STATED EXERCISE —
Go through the listing beneath this task and return every line that carries the string "Grimpen".

╭─ SUPPLIED DATA

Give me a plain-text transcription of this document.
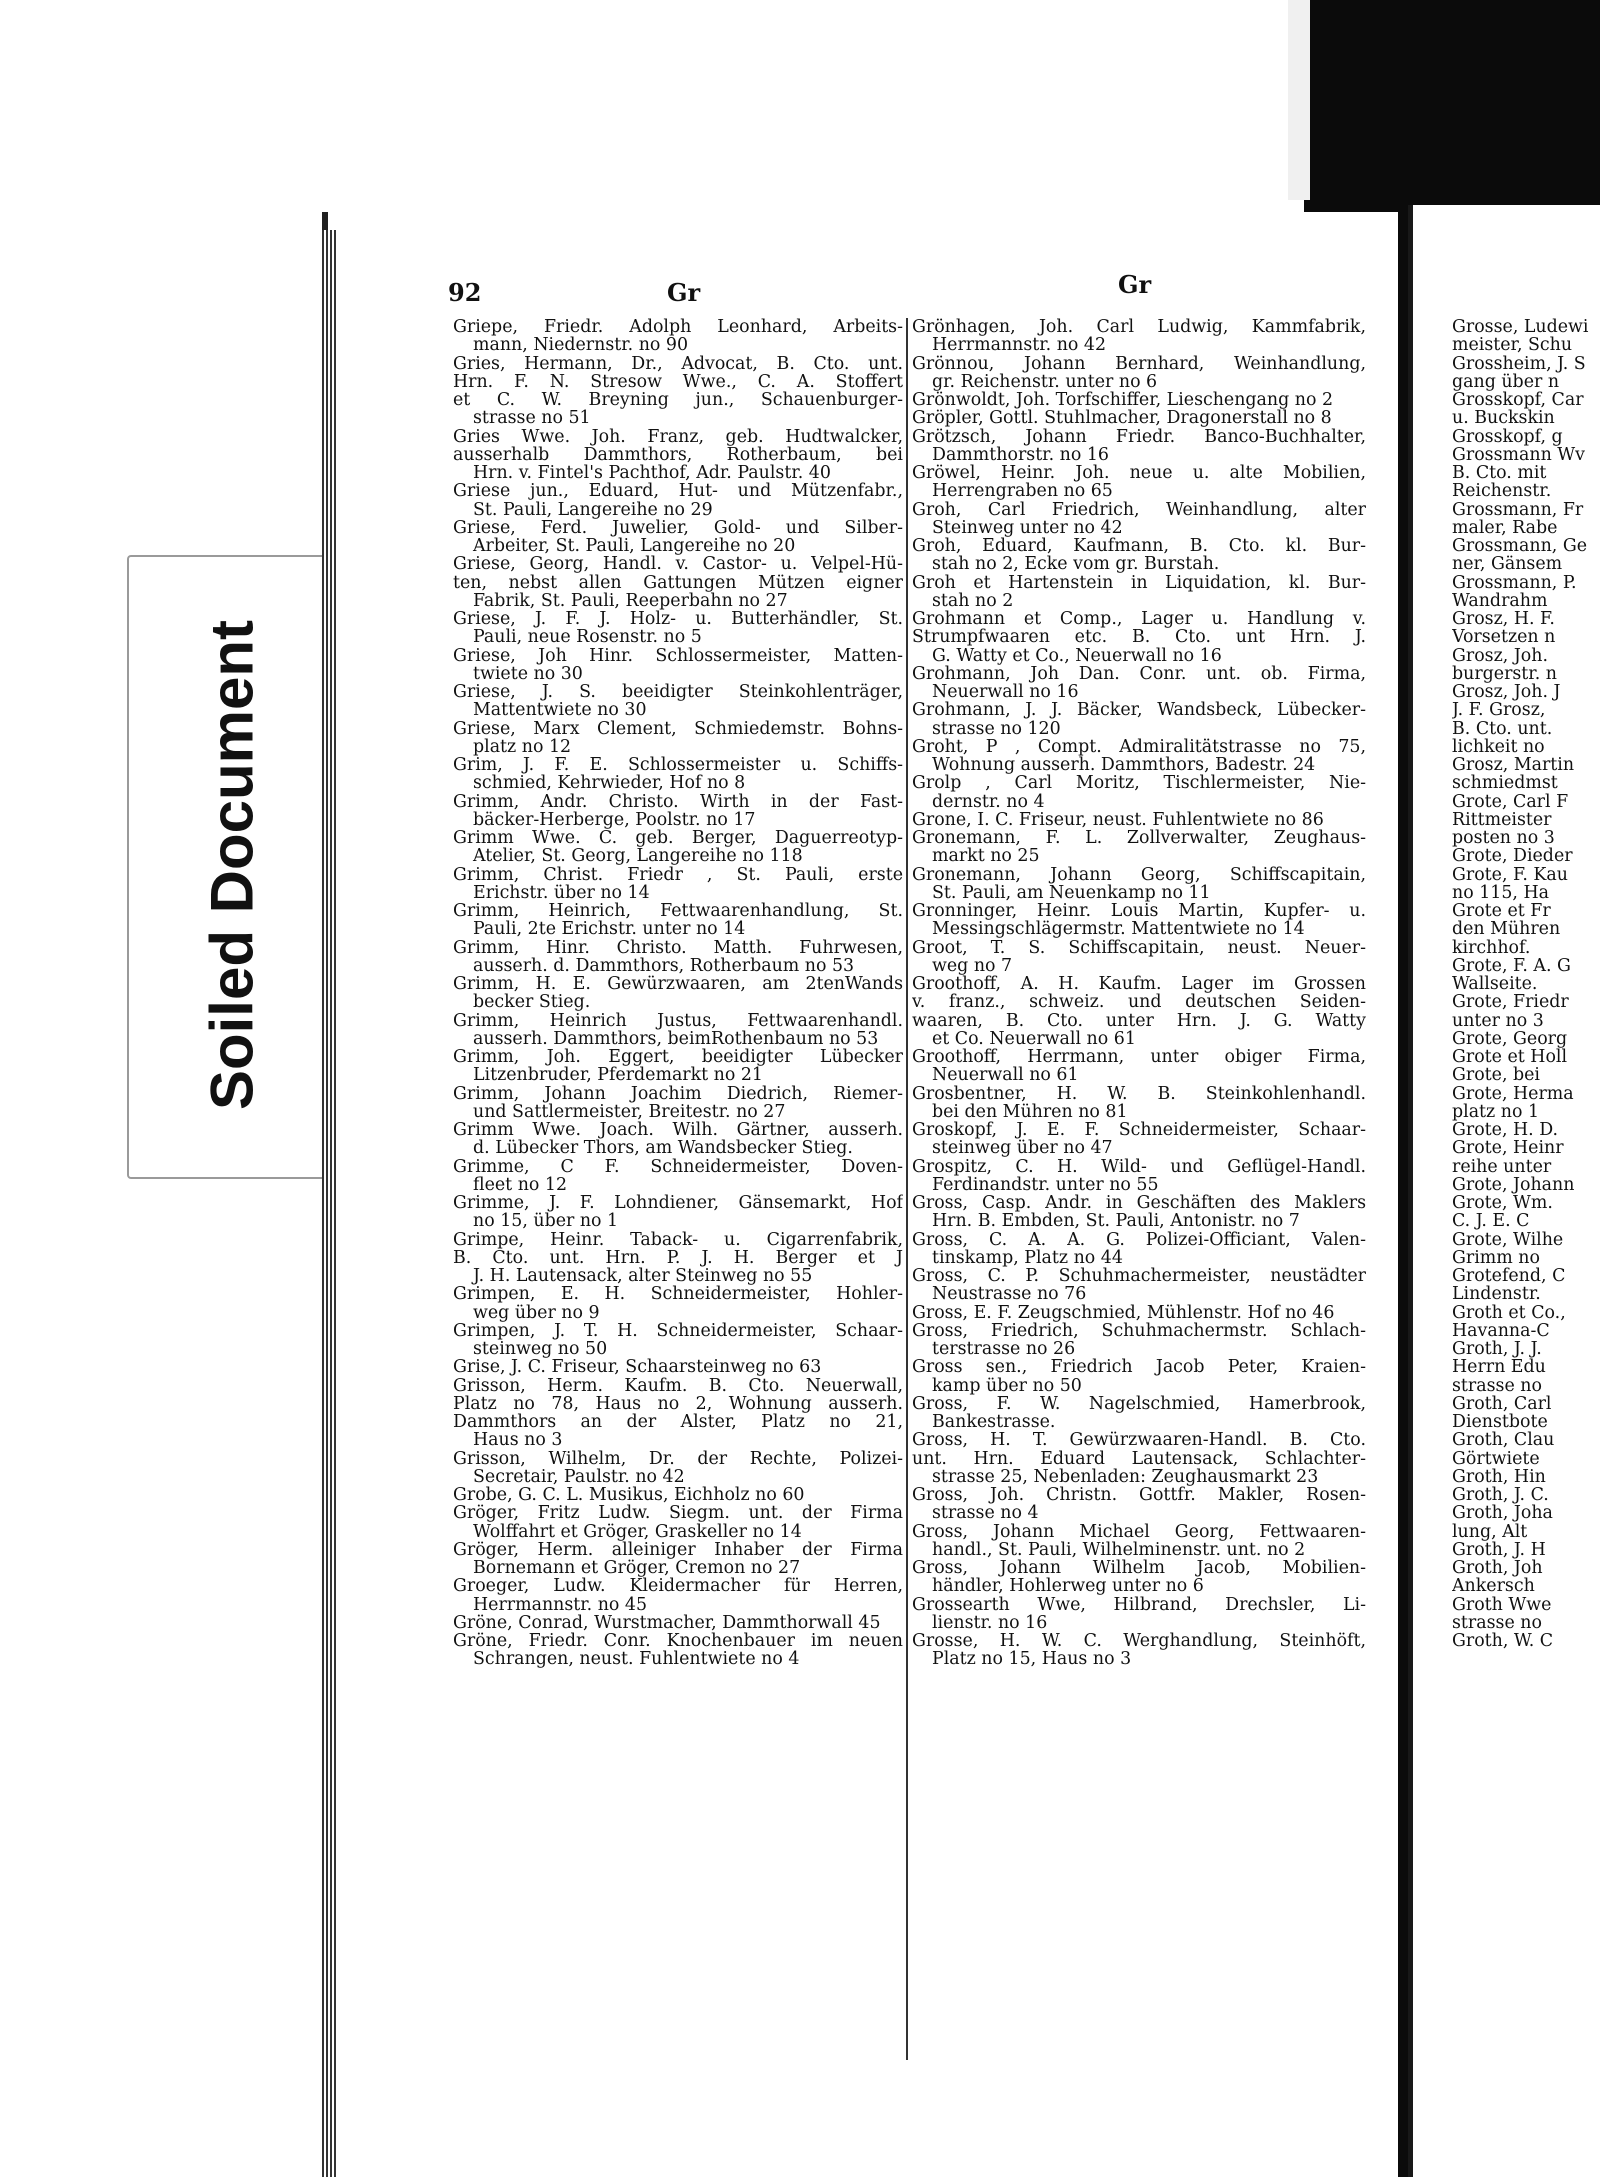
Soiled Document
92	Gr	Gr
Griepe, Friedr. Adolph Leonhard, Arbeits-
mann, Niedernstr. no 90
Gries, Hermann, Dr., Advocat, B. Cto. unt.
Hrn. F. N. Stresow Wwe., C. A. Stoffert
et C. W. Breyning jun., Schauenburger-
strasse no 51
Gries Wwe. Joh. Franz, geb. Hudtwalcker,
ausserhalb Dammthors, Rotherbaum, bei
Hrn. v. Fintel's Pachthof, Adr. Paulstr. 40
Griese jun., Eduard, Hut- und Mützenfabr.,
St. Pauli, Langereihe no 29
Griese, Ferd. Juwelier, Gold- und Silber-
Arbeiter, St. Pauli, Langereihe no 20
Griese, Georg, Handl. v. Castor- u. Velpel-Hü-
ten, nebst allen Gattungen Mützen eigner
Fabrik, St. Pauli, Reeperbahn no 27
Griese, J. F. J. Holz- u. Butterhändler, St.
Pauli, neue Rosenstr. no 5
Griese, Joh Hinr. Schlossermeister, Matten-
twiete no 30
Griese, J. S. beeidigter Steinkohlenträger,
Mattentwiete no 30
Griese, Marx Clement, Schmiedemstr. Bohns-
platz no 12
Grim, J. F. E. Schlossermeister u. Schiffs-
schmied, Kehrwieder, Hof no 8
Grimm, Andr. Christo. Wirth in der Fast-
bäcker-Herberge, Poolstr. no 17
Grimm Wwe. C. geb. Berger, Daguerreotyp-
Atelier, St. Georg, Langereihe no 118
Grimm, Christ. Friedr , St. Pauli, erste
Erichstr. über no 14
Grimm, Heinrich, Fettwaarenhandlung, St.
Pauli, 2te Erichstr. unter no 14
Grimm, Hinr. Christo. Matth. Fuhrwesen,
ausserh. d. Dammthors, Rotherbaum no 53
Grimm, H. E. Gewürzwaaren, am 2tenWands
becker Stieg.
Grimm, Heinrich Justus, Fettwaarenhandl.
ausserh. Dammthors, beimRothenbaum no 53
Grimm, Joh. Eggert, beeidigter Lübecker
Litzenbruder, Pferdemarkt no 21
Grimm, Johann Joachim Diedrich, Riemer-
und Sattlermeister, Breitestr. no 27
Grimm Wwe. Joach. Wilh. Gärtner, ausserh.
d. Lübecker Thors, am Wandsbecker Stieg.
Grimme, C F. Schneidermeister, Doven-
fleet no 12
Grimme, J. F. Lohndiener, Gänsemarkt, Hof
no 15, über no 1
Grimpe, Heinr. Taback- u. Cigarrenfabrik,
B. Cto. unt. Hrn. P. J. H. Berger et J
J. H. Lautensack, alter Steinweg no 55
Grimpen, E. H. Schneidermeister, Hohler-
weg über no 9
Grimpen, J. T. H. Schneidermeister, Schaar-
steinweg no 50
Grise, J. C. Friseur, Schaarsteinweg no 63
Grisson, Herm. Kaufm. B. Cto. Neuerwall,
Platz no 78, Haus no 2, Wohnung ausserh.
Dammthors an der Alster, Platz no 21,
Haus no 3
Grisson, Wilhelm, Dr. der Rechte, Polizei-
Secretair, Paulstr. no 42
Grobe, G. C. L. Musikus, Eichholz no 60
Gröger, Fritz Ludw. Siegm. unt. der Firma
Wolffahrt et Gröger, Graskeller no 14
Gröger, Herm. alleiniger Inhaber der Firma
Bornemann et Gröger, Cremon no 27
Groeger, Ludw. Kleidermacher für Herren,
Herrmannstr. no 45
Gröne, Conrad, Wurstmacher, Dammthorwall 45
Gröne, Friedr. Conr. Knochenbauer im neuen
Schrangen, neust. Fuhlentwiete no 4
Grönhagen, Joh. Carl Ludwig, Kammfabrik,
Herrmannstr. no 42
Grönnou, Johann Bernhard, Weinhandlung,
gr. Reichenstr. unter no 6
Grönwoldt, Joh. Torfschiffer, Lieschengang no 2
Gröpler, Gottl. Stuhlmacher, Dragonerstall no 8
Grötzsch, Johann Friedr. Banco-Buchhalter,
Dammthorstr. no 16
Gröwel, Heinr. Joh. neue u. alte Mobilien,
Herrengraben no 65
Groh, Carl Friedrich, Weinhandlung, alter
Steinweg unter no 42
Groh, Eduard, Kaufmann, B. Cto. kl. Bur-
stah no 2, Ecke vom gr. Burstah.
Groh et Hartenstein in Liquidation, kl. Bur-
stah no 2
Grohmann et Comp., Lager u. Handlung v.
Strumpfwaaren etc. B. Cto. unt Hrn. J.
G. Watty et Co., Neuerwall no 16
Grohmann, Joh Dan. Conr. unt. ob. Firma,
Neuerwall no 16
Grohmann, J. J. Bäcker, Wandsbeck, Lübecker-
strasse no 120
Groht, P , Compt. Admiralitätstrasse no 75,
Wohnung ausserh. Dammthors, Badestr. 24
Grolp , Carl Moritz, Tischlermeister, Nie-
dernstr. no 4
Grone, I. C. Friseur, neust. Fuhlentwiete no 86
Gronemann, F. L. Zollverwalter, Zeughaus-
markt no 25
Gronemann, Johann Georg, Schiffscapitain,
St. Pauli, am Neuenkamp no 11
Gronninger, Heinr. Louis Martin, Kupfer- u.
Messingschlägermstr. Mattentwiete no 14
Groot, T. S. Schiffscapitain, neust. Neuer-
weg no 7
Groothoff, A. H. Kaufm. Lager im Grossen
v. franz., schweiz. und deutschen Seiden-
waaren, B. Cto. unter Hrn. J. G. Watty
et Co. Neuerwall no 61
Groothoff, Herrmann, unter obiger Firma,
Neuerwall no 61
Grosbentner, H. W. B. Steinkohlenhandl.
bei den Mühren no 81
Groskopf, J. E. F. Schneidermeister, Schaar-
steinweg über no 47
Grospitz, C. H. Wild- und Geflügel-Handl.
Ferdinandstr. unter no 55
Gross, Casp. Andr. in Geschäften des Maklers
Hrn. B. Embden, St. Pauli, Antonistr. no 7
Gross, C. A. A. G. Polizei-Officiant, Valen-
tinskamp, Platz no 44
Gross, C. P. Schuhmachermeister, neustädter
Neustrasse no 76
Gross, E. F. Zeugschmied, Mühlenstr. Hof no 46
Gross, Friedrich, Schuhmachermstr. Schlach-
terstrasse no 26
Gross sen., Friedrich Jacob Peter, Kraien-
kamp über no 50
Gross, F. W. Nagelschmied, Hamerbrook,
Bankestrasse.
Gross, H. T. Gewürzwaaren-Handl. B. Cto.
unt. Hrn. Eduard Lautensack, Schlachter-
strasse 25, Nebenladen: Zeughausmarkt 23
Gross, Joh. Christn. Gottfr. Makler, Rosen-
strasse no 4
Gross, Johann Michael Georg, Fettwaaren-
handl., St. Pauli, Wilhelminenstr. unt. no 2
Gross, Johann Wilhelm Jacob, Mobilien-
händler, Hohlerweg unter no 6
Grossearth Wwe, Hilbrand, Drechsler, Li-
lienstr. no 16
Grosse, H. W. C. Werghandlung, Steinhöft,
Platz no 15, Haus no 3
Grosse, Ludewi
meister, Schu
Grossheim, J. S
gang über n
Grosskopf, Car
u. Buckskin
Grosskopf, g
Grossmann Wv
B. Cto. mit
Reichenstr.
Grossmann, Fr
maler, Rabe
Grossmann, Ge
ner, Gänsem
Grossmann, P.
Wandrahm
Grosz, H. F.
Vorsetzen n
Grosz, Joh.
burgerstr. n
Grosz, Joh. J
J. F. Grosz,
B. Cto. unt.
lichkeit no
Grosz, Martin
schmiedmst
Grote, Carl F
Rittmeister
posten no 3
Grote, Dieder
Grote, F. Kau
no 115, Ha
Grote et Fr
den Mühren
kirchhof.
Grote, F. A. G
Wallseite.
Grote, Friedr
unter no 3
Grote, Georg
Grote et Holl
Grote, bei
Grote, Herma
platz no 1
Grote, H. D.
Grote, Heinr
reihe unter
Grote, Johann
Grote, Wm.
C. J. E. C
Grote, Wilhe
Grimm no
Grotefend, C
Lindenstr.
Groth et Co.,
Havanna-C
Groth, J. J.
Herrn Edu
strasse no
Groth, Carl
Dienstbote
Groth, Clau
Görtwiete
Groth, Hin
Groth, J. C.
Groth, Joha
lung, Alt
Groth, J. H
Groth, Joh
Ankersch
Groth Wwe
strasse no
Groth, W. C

╰─
╭─ SUPPLIED DATA

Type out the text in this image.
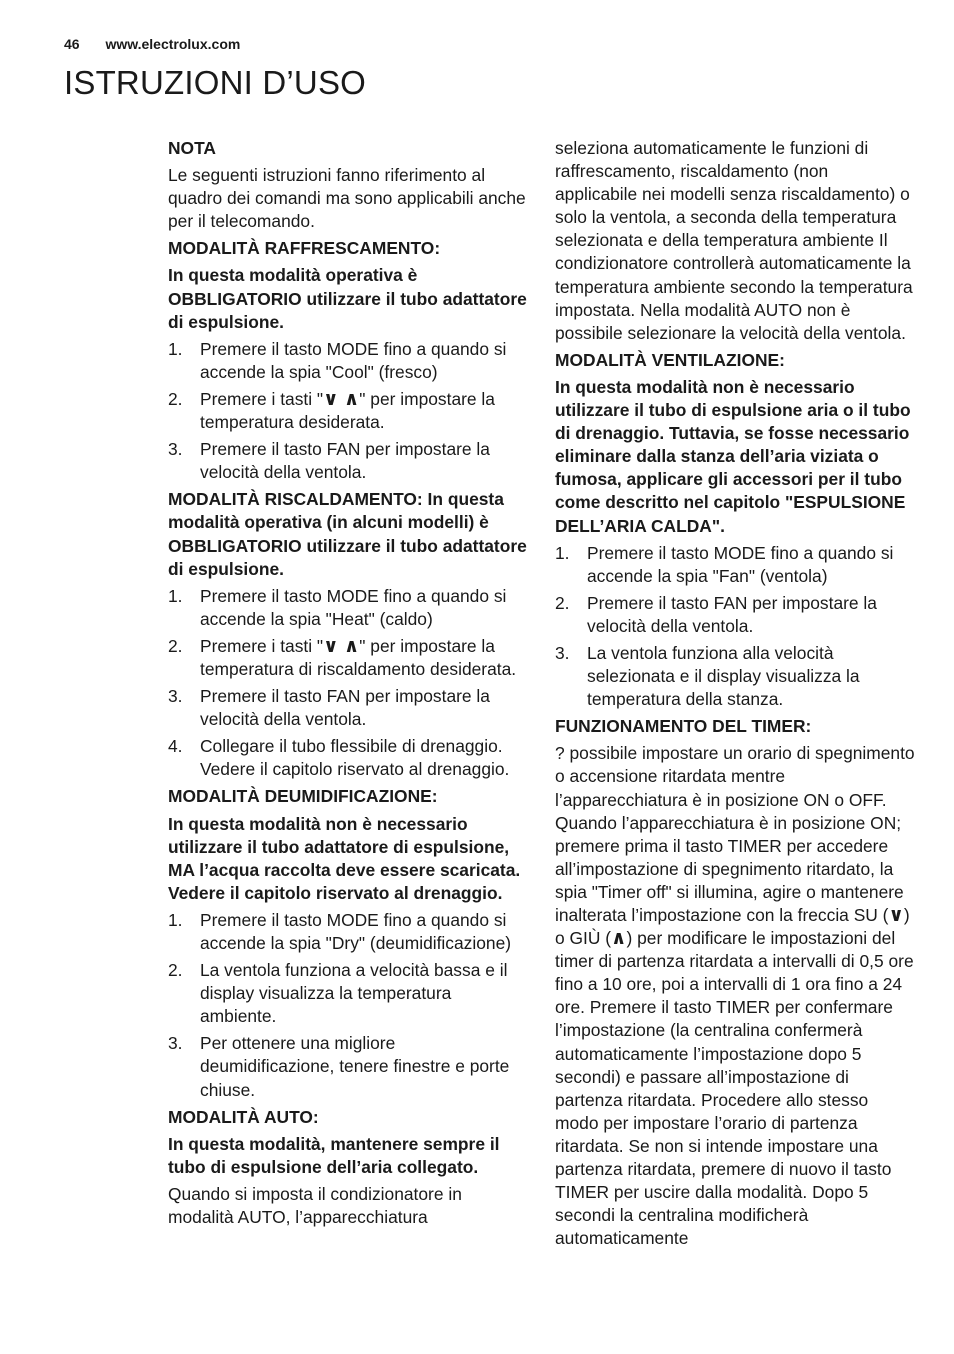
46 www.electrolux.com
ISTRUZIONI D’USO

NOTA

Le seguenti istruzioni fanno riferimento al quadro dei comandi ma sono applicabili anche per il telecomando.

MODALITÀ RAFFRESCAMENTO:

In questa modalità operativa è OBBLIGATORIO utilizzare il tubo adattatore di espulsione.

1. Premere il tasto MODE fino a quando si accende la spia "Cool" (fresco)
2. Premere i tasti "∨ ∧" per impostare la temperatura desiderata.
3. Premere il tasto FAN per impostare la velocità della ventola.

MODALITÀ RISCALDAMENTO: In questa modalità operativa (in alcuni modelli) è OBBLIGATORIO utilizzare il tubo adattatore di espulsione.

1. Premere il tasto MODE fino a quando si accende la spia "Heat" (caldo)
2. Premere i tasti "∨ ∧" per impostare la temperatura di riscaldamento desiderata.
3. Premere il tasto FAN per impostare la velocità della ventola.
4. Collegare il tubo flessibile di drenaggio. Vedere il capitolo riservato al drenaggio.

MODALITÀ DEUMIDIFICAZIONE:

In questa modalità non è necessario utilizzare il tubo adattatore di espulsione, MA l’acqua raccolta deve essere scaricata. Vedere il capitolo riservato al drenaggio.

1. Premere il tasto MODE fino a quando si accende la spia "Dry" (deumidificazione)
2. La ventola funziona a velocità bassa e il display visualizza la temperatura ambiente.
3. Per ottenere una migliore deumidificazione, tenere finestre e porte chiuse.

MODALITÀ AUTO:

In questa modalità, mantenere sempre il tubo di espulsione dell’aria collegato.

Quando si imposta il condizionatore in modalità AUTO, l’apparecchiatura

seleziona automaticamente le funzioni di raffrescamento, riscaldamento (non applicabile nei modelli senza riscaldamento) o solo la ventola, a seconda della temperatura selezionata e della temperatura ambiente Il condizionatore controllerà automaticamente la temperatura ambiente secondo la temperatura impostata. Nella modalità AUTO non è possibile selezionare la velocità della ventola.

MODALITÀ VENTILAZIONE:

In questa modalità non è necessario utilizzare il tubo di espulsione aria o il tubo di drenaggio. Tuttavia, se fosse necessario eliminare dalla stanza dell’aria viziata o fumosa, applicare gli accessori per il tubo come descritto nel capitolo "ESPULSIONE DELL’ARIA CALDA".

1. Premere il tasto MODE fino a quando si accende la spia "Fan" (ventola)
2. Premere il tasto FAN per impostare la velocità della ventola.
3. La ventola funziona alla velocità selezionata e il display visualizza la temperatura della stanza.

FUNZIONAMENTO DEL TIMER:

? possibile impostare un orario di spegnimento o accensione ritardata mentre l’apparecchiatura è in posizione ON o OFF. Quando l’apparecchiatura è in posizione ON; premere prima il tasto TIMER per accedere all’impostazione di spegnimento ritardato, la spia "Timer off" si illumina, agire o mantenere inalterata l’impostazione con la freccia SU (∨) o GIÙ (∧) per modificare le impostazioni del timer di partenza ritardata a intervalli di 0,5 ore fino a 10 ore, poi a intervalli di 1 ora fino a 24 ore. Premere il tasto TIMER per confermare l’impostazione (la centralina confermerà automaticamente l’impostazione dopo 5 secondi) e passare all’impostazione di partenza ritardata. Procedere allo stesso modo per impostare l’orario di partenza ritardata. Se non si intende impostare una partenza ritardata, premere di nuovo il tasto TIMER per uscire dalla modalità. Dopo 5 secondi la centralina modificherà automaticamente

╰─

OUTPUT —
Grimpen, E. H. Schneidermeister, Hohler-
Grimpen, J. T. H. Schneidermeister, Schaar-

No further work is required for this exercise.